Problem statement:
Pick each line that has "Expression" out of the records.

[[ Record set, beginning ]]

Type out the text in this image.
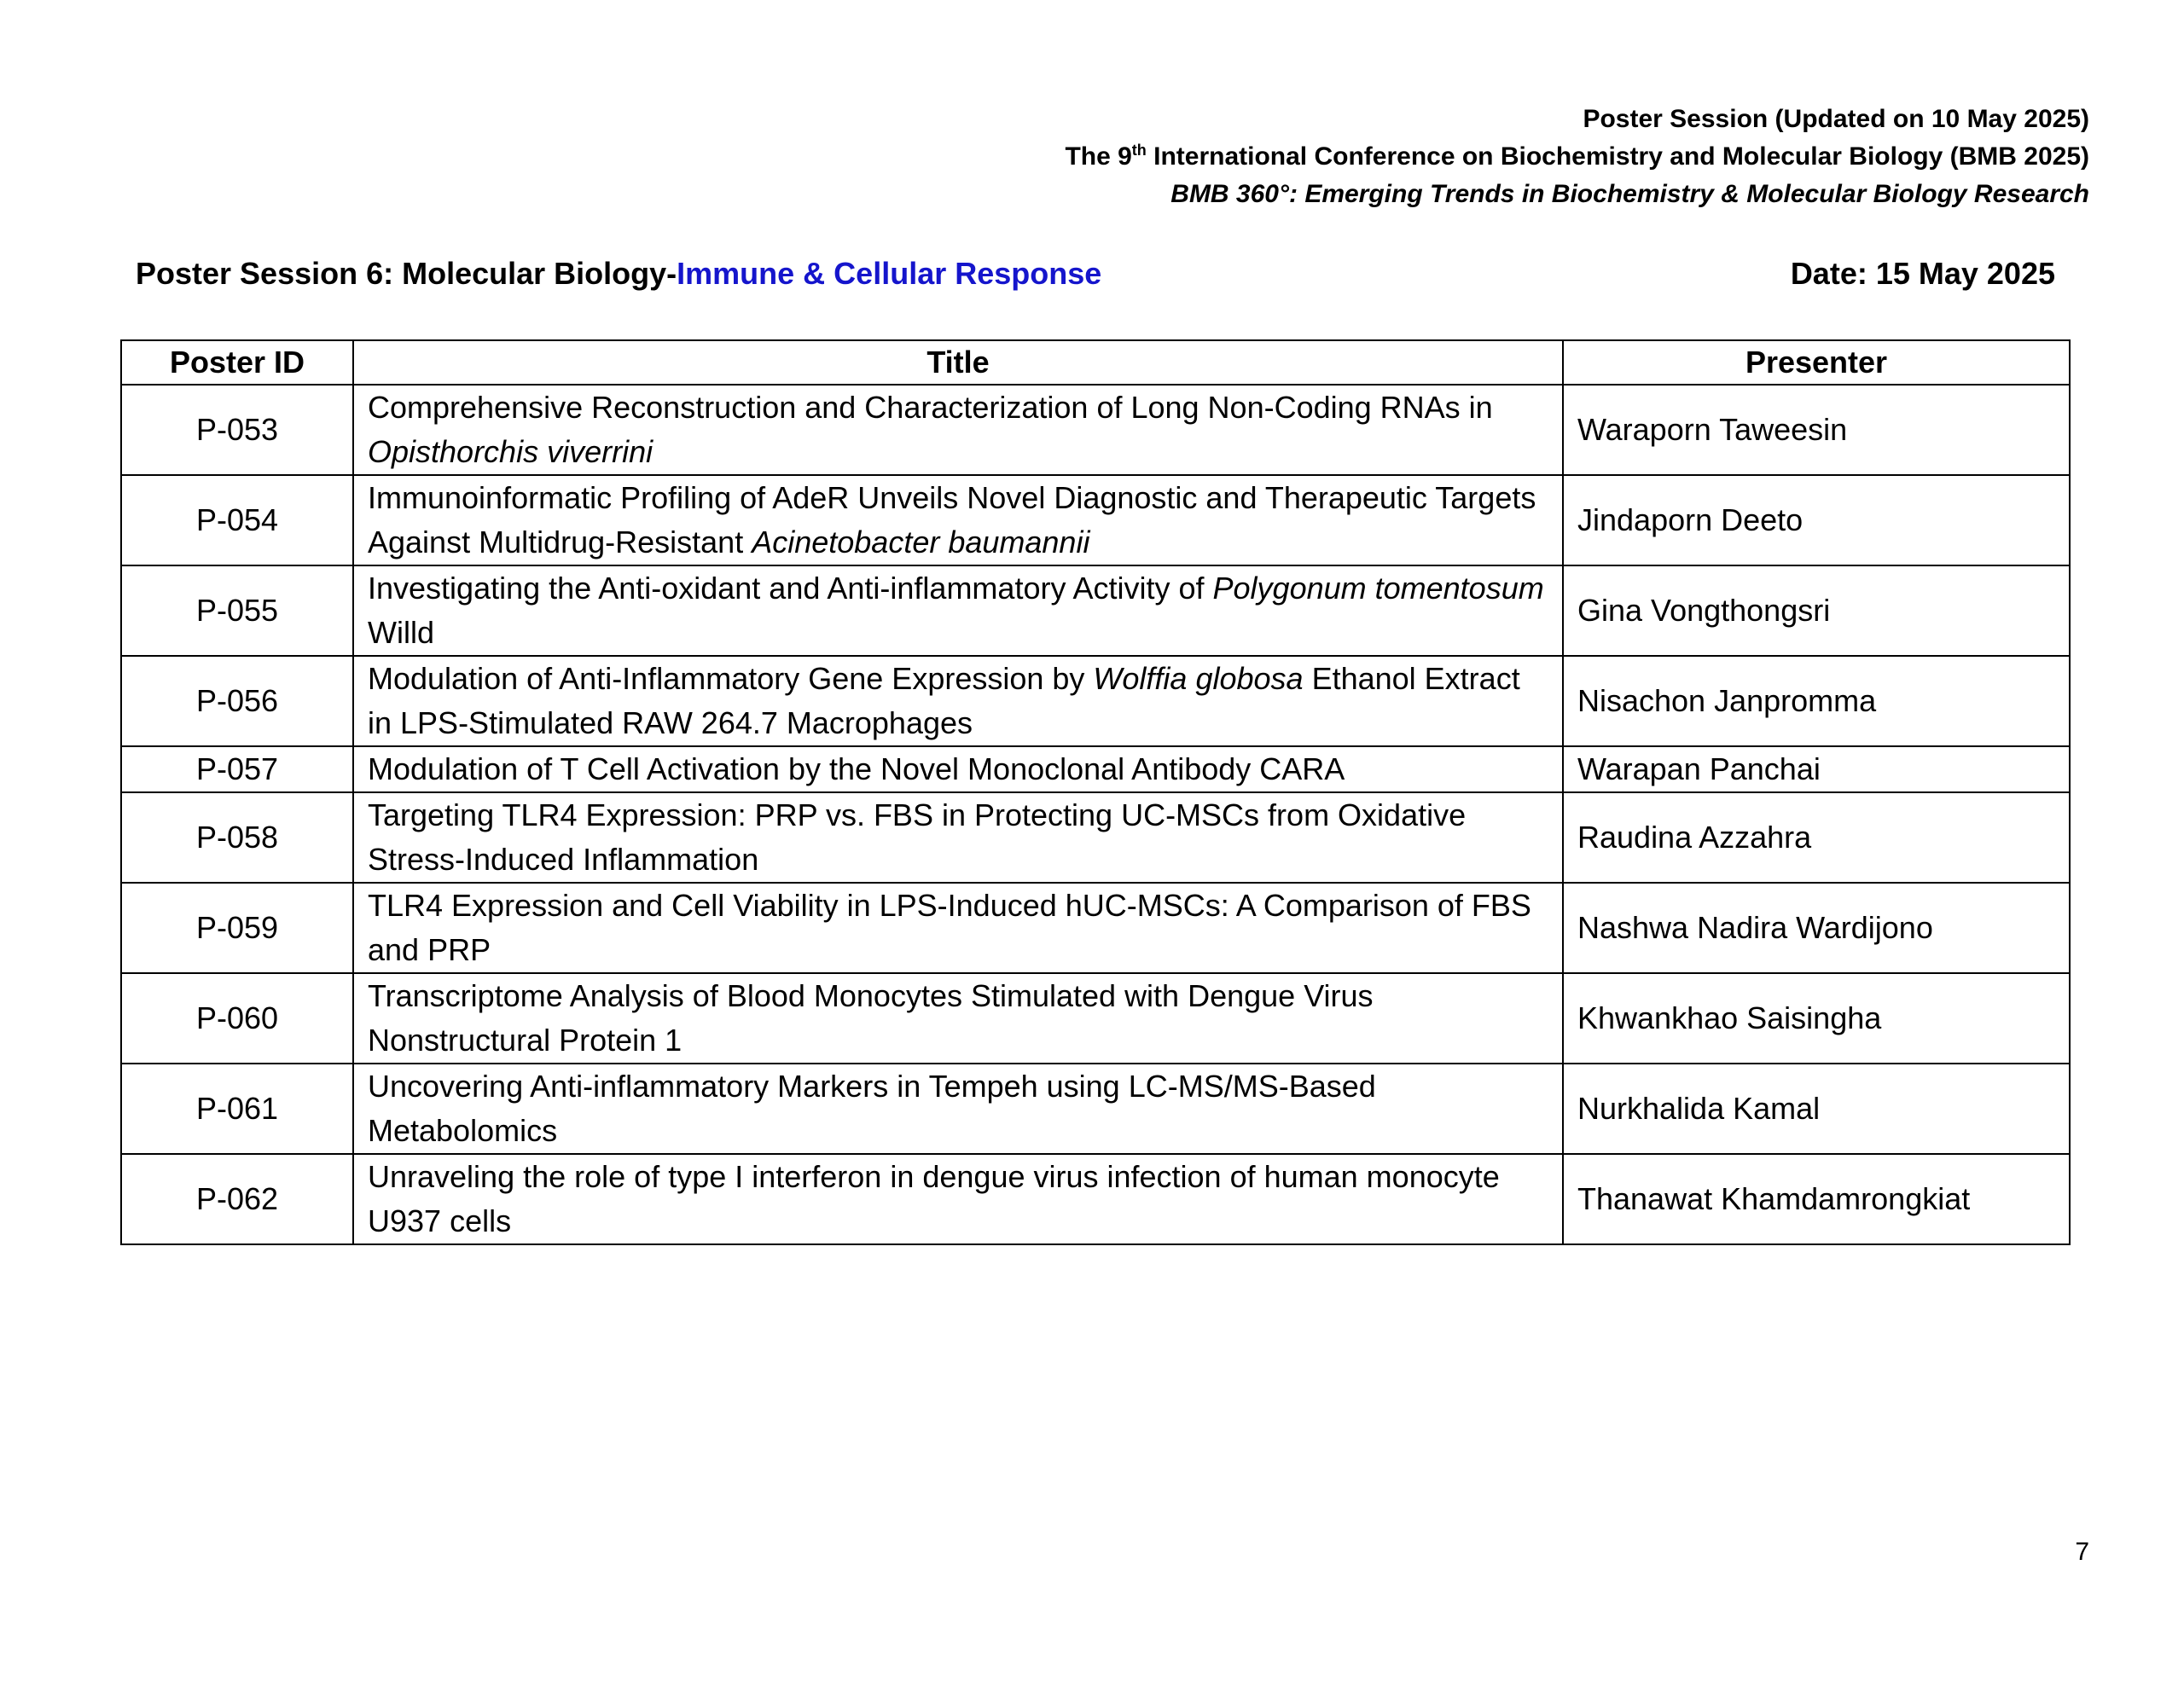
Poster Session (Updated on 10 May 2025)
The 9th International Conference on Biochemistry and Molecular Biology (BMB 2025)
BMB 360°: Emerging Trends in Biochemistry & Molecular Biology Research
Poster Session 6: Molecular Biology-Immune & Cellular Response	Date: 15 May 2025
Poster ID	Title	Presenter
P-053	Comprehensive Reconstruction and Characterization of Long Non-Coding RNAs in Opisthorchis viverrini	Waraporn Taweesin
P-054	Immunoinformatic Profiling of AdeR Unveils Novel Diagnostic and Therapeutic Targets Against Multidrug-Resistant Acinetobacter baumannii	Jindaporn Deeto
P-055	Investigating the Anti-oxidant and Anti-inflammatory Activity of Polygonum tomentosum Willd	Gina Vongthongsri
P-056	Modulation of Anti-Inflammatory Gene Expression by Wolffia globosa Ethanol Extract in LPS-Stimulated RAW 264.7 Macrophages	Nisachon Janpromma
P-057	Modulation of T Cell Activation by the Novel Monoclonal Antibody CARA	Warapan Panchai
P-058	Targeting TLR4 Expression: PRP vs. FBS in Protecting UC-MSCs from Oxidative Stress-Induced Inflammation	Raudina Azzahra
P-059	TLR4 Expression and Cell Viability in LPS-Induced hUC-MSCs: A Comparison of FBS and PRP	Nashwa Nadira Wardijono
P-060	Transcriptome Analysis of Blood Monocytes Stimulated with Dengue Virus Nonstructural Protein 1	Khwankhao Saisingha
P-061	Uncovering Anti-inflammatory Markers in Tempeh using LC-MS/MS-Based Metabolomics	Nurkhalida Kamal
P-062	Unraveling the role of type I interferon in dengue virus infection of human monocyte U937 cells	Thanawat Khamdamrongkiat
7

[[ Record set, end ]]

Answer box:
P-056	Modulation of Anti-Inflammatory Gene Expression by Wolffia globosa Ethanol Extract in LPS-Stimulated RAW 264.7 Macrophages	Nisachon Janpromma
P-058	Targeting TLR4 Expression: PRP vs. FBS in Protecting UC-MSCs from Oxidative Stress-Induced Inflammation	Raudina Azzahra
P-059	TLR4 Expression and Cell Viability in LPS-Induced hUC-MSCs: A Comparison of FBS and PRP	Nashwa Nadira Wardijono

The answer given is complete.